- GIVEN TASK
Turn every line from the one containing "x-tick-label: Sep-24 [636, 338, 650, 377]" down to the one containing "x-tick-label: Sep-23 [522, 338, 536, 377]", both included, into a Markdown table with the columns Row and Line. Leave out any blank lines.

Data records
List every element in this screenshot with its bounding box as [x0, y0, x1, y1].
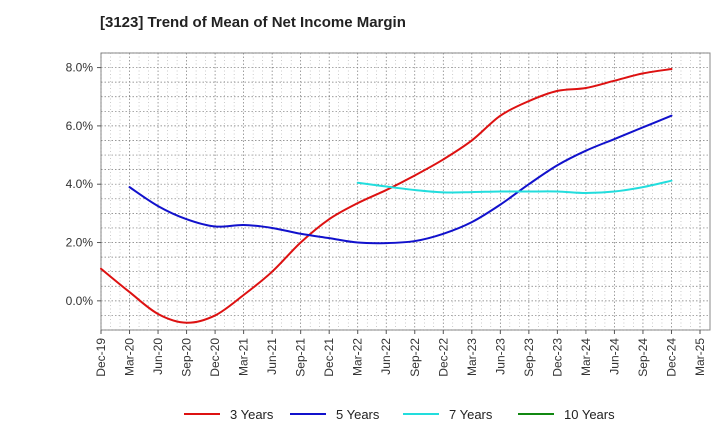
x-tick-label: Sep-24 [636, 338, 650, 377]
legend-label-7-years: 7 Years [449, 406, 493, 422]
legend-swatch-5-years [290, 413, 326, 415]
x-tick-label: Dec-22 [436, 338, 450, 377]
x-tick-label: Mar-23 [465, 338, 479, 376]
series-line-5-years [128, 114, 673, 245]
x-tick-label: Mar-20 [123, 338, 137, 376]
x-tick-label: Dec-19 [94, 338, 108, 377]
x-tick-label: Jun-22 [379, 338, 393, 375]
x-tick-label: Jun-24 [607, 338, 621, 375]
series-lines [100, 68, 673, 324]
y-axis: 0.0% 2.0% 4.0% 6.0% 8.0% [66, 61, 101, 308]
legend-item-7-years: 7 Years [403, 404, 492, 424]
x-tick-label: Jun-23 [493, 338, 507, 375]
x-tick-label: Dec-23 [550, 338, 564, 377]
series-line-3-years [100, 68, 673, 324]
y-tick-label: 2.0% [66, 236, 94, 250]
x-tick-label: Mar-21 [237, 338, 251, 376]
series-line-7-years [356, 179, 673, 194]
x-tick-label: Jun-20 [151, 338, 165, 375]
x-tick-label: Sep-20 [180, 338, 194, 377]
legend-label-3-years: 3 Years [230, 406, 274, 422]
x-tick-label: Sep-22 [408, 338, 422, 377]
x-tick-label: Dec-24 [664, 338, 678, 377]
y-tick-label: 8.0% [66, 61, 94, 75]
legend-swatch-10-years [518, 413, 554, 415]
legend-item-10-years: 10 Years [518, 404, 615, 424]
x-tick-label: Dec-20 [208, 338, 222, 377]
legend-swatch-7-years [403, 413, 439, 415]
legend-item-5-years: 5 Years [290, 404, 379, 424]
chart-title: [3123] Trend of Mean of Net Income Margi… [100, 14, 406, 31]
x-tick-label: Dec-21 [322, 338, 336, 377]
x-axis: Dec-19 Mar-20 Jun-20 Sep-20 Dec-20 Mar-21 Jun-… [94, 330, 707, 377]
x-tick-label: Sep-21 [294, 338, 308, 377]
x-tick-label: Mar-24 [579, 338, 593, 376]
x-tick-label: Mar-22 [351, 338, 365, 376]
legend-swatch-3-years [184, 413, 220, 415]
legend: 3 Years 5 Years 7 Years 10 Years [0, 404, 720, 426]
legend-label-5-years: 5 Years [336, 406, 380, 422]
x-tick-label: Mar-25 [693, 338, 707, 376]
y-tick-label: 4.0% [66, 177, 94, 191]
x-tick-label: Jun-21 [265, 338, 279, 375]
legend-label-10-years: 10 Years [564, 406, 615, 422]
y-tick-label: 0.0% [66, 294, 94, 308]
y-tick-label: 6.0% [66, 119, 94, 133]
x-tick-label: Sep-23 [522, 338, 536, 377]
legend-item-3-years: 3 Years [184, 404, 273, 424]
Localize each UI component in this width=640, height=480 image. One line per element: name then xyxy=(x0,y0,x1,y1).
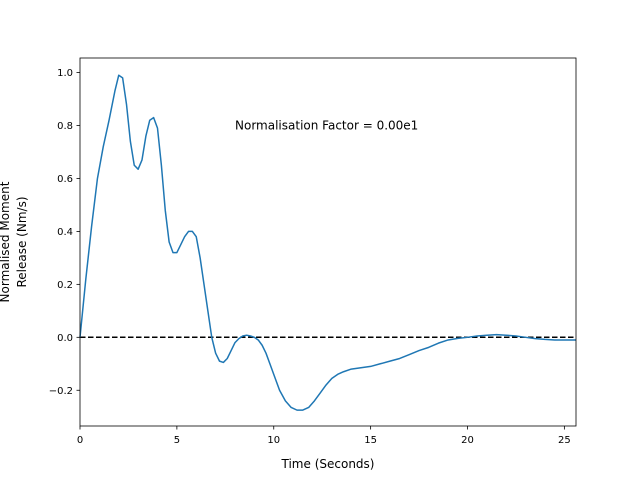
normalisation-annotation: Normalisation Factor = 0.00e1 xyxy=(235,119,418,133)
x-tick-label: 20 xyxy=(461,435,474,446)
y-tick-label: 0.4 xyxy=(57,227,73,238)
x-tick-label: 25 xyxy=(558,435,571,446)
series-line xyxy=(79,74,576,411)
y-axis-label-line-2: Release (Nm/s) xyxy=(15,196,29,287)
y-tick-label: 0.6 xyxy=(57,174,73,185)
y-tick-label: 0.8 xyxy=(57,121,73,132)
x-tick-label: 15 xyxy=(364,435,377,446)
x-tick-label: 10 xyxy=(267,435,280,446)
axes-frame xyxy=(79,57,577,427)
x-tick-label: 5 xyxy=(174,435,180,446)
y-axis-ticks: −0.2 0.0 0.2 0.4 0.6 0.8 1.0 xyxy=(49,68,80,397)
y-axis-label: Normalised Moment Release (Nm/s) xyxy=(0,181,29,302)
x-axis-ticks: 0 5 10 15 20 25 xyxy=(77,426,571,446)
plot-area xyxy=(79,74,576,411)
y-tick-label: 0.2 xyxy=(57,280,73,291)
x-tick-label: 0 xyxy=(77,435,83,446)
y-tick-label: 1.0 xyxy=(57,68,73,79)
y-tick-label: 0.0 xyxy=(57,333,73,344)
x-axis-label: Time (Seconds) xyxy=(281,457,375,471)
y-tick-label: −0.2 xyxy=(49,386,73,397)
y-axis-label-line-1: Normalised Moment xyxy=(0,181,12,302)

- CORRECT OUTPUT
| Row | Line |
|---|---|
| 1 | x-tick-label: Sep-24 [636, 338, 650, 377] |
| 2 | legend-label-7-years: 7 Years [449, 406, 493, 422] |
| 3 | legend-swatch-5-years [290, 413, 326, 415] |
| 4 | x-tick-label: Dec-22 [436, 338, 450, 377] |
| 5 | x-tick-label: Mar-23 [465, 338, 479, 376] |
| 6 | series-line-5-years [128, 114, 673, 245] |
| 7 | x-tick-label: Mar-20 [123, 338, 137, 376] |
| 8 | x-tick-label: Dec-19 [94, 338, 108, 377] |
| 9 | x-tick-label: Jun-22 [379, 338, 393, 375] |
| 10 | x-tick-label: Jun-24 [607, 338, 621, 375] |
| 11 | series-lines [100, 68, 673, 324] |
| 12 | y-axis: 0.0% 2.0% 4.0% 6.0% 8.0% [66, 61, 101, 308] |
| 13 | legend-item-7-years: 7 Years [403, 404, 492, 424] |
| 14 | x-tick-label: Jun-23 [493, 338, 507, 375] |
| 15 | x-tick-label: Dec-23 [550, 338, 564, 377] |
| 16 | series-line-3-years [100, 68, 673, 324] |
| 17 | y-tick-label: 2.0% [66, 236, 94, 250] |
| 18 | x-tick-label: Mar-21 [237, 338, 251, 376] |
| 19 | series-line-7-years [356, 179, 673, 194] |
| 20 | x-tick-label: Jun-20 [151, 338, 165, 375] |
| 21 | x-tick-label: Sep-20 [180, 338, 194, 377] |
| 22 | legend-label-3-years: 3 Years [230, 406, 274, 422] |
| 23 | x-tick-label: Sep-22 [408, 338, 422, 377] |
| 24 | x-tick-label: Dec-24 [664, 338, 678, 377] |
| 25 | y-tick-label: 8.0% [66, 61, 94, 75] |
| 26 | legend-swatch-10-years [518, 413, 554, 415] |
| 27 | legend-item-10-years: 10 Years [518, 404, 615, 424] |
| 28 | x-tick-label: Dec-20 [208, 338, 222, 377] |
| 29 | legend-swatch-7-years [403, 413, 439, 415] |
| 30 | legend-item-5-years: 5 Years [290, 404, 379, 424] |
| 31 | chart-title: [3123] Trend of Mean of Net Income Margi… [100, 14, 406, 31] |
| 32 | x-tick-label: Dec-21 [322, 338, 336, 377] |
| 33 | x-axis: Dec-19 Mar-20 Jun-20 Sep-20 Dec-20 Mar-21 Jun-… [94, 330, 707, 377] |
| 34 | x-tick-label: Sep-21 [294, 338, 308, 377] |
| 35 | x-tick-label: Mar-24 [579, 338, 593, 376] |
| 36 | x-tick-label: Mar-22 [351, 338, 365, 376] |
| 37 | legend-swatch-3-years [184, 413, 220, 415] |
| 38 | legend: 3 Years 5 Years 7 Years 10 Years [0, 404, 720, 426] |
| 39 | legend-label-5-years: 5 Years [336, 406, 380, 422] |
| 40 | x-tick-label: Mar-25 [693, 338, 707, 376] |
| 41 | y-tick-label: 4.0% [66, 177, 94, 191] |
| 42 | x-tick-label: Jun-21 [265, 338, 279, 375] |
| 43 | legend-label-10-years: 10 Years [564, 406, 615, 422] |
| 44 | y-tick-label: 0.0% [66, 294, 94, 308] |
| 45 | y-tick-label: 6.0% [66, 119, 94, 133] |
| 46 | x-tick-label: Sep-23 [522, 338, 536, 377] |